── The records
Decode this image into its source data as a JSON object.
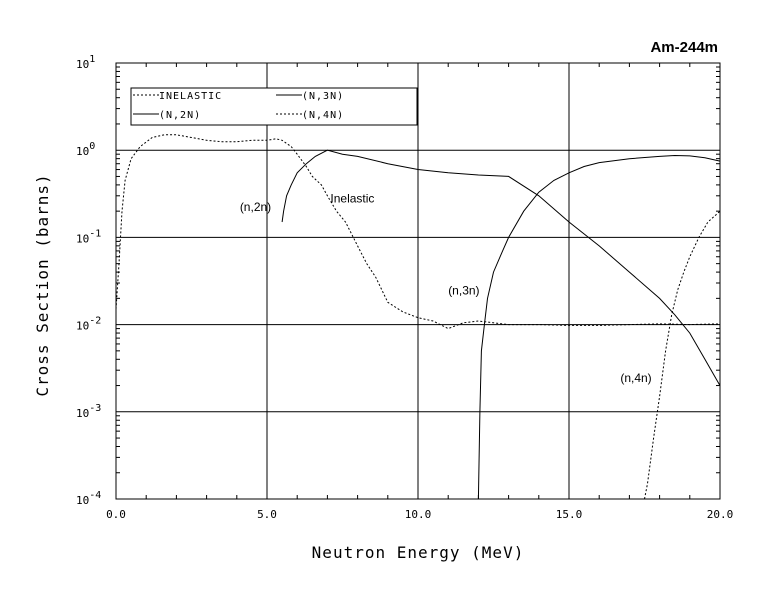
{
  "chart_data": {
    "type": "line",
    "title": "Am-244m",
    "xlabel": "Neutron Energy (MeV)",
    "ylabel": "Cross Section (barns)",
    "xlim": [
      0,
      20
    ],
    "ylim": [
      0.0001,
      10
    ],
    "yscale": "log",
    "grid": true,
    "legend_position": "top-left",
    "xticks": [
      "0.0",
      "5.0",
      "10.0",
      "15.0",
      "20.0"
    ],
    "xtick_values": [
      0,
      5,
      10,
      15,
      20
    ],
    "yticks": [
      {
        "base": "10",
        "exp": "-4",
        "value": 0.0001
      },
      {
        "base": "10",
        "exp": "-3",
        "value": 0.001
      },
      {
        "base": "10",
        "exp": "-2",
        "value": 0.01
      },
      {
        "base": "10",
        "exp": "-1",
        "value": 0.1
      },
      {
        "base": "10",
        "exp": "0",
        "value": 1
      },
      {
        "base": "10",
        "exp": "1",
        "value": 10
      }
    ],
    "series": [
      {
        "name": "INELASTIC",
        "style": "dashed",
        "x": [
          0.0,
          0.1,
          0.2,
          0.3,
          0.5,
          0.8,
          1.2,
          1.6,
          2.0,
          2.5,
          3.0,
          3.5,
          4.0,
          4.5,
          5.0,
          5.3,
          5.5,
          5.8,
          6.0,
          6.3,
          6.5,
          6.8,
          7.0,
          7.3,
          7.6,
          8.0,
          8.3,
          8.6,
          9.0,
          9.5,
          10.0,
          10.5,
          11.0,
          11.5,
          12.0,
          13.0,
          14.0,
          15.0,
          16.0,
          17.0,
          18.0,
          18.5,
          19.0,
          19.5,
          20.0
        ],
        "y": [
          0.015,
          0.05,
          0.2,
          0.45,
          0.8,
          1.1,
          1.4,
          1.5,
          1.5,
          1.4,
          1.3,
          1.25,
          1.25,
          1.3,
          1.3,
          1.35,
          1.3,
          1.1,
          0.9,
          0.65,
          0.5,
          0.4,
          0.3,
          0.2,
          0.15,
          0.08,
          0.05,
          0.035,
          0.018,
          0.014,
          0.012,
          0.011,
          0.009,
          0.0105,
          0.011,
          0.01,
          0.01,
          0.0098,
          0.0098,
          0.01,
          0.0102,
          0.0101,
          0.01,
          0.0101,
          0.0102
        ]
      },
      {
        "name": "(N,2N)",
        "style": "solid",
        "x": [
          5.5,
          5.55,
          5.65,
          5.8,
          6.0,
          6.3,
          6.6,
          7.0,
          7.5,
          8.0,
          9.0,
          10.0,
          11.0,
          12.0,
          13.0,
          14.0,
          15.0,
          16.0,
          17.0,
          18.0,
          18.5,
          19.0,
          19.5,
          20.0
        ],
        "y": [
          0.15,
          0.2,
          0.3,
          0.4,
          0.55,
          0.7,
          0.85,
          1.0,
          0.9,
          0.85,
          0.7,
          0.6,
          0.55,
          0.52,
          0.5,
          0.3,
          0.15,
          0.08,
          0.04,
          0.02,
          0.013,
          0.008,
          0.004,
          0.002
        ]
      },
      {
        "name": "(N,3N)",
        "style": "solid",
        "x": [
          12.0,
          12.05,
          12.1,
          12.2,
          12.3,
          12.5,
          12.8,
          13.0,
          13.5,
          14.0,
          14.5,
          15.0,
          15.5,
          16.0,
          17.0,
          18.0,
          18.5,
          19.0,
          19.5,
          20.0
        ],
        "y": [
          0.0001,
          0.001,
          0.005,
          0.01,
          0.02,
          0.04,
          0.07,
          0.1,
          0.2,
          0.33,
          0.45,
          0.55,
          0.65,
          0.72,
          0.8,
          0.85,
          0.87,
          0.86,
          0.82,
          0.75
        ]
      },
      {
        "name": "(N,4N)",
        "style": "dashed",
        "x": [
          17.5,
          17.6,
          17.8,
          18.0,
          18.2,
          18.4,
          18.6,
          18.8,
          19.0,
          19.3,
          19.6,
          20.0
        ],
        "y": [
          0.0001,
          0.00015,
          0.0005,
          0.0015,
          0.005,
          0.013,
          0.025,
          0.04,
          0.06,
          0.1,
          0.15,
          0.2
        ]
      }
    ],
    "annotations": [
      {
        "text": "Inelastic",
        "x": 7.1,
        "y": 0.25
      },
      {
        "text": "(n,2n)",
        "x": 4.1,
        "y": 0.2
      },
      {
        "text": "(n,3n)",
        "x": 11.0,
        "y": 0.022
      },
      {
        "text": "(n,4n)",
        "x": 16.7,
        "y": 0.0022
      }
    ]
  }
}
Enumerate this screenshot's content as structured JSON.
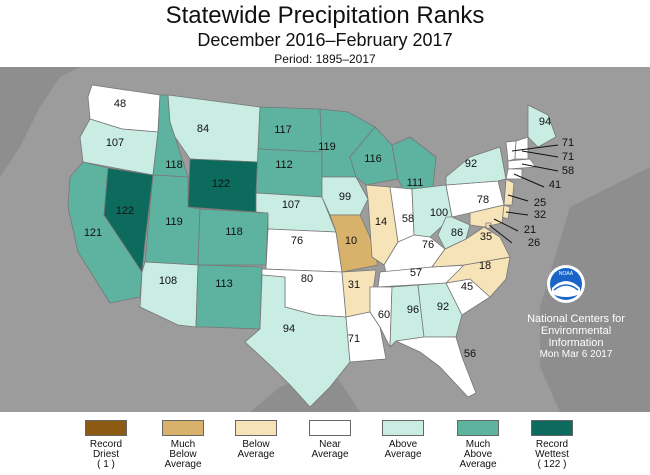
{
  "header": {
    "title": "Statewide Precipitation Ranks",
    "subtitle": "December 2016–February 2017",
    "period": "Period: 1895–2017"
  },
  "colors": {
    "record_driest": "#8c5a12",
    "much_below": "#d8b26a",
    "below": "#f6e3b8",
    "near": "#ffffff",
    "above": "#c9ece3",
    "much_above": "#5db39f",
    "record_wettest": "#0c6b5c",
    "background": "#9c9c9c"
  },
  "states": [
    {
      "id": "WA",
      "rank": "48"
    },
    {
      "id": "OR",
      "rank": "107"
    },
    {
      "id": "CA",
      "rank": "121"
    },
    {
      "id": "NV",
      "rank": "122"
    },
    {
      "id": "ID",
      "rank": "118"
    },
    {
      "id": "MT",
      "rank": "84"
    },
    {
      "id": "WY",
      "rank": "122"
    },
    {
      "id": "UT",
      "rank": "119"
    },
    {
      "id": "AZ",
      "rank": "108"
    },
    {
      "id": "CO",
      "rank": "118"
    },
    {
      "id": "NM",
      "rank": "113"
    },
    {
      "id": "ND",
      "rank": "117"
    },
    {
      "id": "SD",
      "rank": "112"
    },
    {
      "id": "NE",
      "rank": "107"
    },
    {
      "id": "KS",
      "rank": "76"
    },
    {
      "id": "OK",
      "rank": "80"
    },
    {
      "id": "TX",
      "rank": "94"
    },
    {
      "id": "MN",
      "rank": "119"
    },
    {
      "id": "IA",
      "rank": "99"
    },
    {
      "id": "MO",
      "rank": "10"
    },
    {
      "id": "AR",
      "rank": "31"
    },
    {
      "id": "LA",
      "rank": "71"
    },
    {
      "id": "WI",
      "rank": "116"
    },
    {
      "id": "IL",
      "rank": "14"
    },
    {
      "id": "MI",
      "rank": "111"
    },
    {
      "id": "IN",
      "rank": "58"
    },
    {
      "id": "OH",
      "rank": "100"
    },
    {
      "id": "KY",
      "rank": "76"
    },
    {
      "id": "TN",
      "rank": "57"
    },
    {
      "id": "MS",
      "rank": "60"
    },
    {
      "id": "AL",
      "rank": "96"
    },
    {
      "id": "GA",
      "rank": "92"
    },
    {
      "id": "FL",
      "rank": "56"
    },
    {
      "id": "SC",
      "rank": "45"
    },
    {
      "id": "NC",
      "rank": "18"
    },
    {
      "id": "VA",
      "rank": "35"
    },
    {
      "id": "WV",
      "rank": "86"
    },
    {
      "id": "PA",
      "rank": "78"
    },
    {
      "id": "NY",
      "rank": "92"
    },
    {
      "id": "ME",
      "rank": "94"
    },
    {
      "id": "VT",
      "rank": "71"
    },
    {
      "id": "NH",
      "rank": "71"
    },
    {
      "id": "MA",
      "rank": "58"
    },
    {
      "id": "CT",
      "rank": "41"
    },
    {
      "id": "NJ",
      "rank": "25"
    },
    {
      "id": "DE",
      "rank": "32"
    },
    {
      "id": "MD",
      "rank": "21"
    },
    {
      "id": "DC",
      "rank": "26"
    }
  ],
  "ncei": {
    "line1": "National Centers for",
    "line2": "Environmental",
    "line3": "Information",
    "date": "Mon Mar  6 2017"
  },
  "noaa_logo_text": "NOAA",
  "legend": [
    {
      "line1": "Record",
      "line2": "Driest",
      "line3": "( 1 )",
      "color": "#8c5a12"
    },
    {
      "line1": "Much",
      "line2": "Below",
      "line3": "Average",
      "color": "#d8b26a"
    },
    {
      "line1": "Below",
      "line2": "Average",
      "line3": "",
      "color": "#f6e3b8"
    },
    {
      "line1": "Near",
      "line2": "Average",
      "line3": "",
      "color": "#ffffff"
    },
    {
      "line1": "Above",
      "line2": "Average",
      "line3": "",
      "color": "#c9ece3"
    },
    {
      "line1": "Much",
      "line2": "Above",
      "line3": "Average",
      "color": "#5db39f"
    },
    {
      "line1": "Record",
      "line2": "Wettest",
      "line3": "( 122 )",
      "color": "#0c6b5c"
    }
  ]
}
────
--- What you have to do ---
Look over the material above and show each line where "name" appears.

--- Response below ---
        "name": "INELASTIC",
        "name": "(N,2N)",
        "name": "(N,3N)",
        "name": "(N,4N)",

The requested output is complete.